EXERCISE DIRECTIONS:
Below are some records. Count the lines with "anni" in them and give nothing but the total.

(Dataset records)
+ + + + + + +

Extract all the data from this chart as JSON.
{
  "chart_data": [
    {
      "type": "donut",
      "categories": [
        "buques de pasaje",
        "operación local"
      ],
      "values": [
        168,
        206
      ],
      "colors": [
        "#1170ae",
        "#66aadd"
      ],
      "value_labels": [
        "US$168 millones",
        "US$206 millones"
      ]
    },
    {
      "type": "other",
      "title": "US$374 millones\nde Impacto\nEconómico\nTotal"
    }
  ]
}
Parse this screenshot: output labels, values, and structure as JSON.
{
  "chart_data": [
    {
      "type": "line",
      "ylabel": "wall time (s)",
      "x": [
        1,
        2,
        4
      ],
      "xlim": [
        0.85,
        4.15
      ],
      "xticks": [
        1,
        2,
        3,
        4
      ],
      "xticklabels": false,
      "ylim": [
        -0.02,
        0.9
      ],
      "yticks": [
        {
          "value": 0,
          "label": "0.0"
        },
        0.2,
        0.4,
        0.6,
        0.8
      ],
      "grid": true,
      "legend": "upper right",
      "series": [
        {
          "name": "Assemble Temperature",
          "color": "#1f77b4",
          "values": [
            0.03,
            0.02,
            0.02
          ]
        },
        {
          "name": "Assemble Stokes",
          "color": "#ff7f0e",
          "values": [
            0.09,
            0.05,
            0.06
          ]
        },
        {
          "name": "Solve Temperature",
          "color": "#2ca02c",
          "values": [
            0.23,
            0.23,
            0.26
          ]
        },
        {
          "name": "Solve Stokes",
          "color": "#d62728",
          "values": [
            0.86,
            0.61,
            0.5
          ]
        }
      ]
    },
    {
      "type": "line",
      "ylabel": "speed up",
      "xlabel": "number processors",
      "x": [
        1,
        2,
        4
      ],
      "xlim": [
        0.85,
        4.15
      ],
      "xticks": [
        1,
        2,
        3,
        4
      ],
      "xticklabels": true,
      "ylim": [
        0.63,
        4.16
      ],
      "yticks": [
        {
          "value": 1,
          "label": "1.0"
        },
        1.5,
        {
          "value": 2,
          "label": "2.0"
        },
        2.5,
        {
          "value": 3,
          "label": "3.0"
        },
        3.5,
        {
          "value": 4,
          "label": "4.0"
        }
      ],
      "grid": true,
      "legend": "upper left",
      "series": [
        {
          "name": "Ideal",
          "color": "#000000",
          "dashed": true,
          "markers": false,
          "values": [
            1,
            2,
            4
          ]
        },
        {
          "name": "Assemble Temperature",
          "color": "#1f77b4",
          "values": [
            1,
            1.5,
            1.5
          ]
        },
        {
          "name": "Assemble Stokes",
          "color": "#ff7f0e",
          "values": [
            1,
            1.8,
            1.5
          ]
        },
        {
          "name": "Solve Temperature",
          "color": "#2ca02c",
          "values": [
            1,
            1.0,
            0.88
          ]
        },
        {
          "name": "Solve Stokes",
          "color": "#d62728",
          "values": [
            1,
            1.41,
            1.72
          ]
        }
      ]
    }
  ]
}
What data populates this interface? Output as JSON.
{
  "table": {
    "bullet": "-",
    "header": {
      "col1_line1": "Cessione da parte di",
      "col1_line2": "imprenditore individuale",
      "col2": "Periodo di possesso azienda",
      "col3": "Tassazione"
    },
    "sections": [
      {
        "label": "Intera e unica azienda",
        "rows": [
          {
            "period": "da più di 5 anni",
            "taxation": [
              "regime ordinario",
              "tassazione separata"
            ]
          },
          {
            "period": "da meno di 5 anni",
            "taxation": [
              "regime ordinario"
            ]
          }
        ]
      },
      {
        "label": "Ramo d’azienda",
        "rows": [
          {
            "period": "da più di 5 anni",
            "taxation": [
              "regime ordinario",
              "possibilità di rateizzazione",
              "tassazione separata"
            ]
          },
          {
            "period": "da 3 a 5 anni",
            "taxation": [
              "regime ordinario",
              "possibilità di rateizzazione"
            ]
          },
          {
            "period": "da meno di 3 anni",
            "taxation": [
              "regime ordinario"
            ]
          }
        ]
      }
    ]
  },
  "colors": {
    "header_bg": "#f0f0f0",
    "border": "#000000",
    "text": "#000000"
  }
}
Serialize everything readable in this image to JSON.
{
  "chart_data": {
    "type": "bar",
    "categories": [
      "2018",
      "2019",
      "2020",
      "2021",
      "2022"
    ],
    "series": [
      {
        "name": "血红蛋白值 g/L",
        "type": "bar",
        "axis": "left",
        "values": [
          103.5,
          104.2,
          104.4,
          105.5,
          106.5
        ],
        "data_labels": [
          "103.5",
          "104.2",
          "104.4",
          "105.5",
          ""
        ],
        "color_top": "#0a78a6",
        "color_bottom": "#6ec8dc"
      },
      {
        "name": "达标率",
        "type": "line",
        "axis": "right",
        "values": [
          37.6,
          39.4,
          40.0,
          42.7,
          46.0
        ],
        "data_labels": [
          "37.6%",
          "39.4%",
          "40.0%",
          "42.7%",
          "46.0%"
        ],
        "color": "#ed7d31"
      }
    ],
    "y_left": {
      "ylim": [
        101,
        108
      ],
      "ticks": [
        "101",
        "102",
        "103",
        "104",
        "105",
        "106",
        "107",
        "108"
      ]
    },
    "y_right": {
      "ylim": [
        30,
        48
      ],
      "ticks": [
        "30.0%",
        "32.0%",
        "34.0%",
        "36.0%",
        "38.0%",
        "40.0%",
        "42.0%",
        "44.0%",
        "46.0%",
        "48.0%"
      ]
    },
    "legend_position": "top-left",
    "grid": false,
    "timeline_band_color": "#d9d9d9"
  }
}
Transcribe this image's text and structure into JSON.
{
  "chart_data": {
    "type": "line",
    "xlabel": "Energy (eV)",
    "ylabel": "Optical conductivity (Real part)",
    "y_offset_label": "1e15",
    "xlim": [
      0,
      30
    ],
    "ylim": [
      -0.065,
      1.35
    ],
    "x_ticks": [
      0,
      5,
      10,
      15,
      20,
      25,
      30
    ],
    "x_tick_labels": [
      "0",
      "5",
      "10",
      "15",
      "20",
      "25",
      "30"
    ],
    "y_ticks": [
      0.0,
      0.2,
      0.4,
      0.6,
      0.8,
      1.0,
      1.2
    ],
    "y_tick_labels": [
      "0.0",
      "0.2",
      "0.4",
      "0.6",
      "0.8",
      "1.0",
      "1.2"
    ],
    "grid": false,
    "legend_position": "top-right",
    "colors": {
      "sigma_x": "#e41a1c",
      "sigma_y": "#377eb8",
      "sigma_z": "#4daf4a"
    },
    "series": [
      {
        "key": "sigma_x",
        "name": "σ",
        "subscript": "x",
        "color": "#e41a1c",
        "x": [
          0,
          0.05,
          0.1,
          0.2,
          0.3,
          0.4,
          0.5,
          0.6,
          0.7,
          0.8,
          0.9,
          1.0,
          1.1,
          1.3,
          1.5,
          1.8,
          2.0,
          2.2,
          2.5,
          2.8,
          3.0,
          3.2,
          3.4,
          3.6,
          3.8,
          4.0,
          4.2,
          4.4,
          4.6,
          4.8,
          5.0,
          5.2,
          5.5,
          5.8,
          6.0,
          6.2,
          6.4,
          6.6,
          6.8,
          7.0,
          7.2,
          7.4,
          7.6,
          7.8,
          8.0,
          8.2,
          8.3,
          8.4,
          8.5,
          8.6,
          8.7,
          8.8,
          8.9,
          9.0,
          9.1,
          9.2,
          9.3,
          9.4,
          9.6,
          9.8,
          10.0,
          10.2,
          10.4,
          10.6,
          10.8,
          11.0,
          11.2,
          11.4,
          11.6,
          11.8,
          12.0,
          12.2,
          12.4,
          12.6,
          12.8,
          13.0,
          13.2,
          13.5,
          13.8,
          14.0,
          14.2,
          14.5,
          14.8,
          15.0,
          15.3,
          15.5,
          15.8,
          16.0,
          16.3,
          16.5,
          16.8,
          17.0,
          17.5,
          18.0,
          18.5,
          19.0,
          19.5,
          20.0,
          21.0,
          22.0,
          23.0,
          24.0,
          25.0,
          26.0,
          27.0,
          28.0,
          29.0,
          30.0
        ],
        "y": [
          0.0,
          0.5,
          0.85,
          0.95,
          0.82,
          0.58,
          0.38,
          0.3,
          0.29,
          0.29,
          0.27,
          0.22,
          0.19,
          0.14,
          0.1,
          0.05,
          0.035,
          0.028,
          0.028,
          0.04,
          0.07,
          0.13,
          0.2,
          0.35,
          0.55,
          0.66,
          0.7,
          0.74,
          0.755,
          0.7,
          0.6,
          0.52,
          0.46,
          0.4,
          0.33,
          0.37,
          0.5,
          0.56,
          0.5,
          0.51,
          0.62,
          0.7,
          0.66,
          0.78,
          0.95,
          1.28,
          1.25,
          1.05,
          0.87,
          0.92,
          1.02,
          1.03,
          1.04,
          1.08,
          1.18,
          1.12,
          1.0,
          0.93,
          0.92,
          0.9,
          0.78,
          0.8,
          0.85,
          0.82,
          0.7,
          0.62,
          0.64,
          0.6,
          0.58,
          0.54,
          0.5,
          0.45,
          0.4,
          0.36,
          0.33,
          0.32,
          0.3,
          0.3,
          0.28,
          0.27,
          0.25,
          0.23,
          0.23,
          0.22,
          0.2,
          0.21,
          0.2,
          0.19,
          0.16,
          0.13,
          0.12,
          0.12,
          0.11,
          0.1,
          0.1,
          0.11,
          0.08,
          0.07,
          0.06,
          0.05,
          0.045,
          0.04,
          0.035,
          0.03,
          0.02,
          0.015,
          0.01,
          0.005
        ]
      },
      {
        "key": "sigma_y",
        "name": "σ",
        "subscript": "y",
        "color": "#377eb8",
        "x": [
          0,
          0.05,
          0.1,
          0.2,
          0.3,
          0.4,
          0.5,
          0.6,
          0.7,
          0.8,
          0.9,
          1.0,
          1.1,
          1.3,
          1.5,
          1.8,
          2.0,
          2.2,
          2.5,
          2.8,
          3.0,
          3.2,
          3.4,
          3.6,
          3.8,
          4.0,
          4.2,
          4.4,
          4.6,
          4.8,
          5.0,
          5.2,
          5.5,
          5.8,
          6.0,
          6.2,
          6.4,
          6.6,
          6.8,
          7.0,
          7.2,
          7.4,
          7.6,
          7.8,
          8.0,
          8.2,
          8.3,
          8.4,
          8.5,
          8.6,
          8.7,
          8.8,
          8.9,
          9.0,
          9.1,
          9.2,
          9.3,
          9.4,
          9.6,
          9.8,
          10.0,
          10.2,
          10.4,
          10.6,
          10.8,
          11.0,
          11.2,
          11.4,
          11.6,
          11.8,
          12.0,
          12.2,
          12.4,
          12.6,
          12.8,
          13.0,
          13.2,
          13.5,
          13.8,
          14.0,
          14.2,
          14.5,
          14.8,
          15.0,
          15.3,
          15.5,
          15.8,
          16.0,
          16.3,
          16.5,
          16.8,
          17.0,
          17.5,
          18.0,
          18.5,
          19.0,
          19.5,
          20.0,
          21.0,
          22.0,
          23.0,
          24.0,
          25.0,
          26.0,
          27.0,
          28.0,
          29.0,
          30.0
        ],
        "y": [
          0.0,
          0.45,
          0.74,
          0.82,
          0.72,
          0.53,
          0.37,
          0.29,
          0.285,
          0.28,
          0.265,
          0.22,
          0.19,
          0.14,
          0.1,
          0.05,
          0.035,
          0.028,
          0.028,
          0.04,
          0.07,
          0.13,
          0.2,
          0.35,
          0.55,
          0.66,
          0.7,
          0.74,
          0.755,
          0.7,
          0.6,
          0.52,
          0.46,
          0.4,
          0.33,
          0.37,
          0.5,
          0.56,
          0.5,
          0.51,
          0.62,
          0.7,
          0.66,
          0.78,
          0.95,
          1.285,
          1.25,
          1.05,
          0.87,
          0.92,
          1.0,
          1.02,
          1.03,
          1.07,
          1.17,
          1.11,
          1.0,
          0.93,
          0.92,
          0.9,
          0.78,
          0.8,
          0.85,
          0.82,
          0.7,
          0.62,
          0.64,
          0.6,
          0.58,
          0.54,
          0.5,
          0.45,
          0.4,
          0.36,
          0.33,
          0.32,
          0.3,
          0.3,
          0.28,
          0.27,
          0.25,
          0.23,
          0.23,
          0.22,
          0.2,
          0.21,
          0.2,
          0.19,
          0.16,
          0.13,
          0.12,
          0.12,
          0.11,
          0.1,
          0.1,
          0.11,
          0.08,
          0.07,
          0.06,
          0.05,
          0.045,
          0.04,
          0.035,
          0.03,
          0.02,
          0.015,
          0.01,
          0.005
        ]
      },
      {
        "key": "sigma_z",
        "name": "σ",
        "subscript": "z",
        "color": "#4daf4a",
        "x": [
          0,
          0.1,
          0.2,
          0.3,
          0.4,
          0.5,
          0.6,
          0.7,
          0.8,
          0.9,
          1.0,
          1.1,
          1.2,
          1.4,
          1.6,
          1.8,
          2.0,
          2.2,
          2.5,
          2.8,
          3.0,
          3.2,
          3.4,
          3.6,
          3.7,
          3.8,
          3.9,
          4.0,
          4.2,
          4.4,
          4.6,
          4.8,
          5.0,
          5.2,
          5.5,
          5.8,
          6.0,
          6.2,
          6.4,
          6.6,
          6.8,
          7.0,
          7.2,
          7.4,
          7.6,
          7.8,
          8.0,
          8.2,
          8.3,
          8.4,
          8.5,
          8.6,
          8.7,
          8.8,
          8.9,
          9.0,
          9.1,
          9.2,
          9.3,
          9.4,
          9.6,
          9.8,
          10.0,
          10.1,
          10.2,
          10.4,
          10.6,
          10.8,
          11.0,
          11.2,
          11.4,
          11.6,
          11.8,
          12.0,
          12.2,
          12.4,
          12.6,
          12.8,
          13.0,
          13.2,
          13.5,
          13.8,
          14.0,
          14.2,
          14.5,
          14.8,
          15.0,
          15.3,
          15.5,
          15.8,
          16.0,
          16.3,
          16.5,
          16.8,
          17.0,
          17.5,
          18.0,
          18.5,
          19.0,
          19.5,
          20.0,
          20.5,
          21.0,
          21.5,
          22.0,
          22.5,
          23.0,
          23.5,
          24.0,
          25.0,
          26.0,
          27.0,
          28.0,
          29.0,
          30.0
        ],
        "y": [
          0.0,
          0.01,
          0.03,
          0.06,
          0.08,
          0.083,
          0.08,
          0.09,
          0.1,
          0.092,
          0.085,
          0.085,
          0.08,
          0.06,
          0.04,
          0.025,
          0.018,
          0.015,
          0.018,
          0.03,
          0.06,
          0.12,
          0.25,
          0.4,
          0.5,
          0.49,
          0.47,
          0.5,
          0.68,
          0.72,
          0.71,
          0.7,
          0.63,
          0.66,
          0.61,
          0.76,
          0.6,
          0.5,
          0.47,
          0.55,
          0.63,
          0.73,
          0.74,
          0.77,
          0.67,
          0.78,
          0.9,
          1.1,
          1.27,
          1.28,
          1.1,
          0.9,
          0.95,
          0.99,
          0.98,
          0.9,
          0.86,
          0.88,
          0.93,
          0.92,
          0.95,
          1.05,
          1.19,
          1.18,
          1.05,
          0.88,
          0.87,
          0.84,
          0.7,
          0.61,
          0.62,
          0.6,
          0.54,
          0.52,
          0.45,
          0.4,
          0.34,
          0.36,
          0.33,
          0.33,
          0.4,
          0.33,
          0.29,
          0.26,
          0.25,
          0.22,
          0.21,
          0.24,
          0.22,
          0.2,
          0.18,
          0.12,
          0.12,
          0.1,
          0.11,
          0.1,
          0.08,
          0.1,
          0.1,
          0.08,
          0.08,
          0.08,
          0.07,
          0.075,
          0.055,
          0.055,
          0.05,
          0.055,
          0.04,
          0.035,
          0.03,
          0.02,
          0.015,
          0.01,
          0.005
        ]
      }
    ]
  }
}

+ + + + + + +

SOLUTION:
5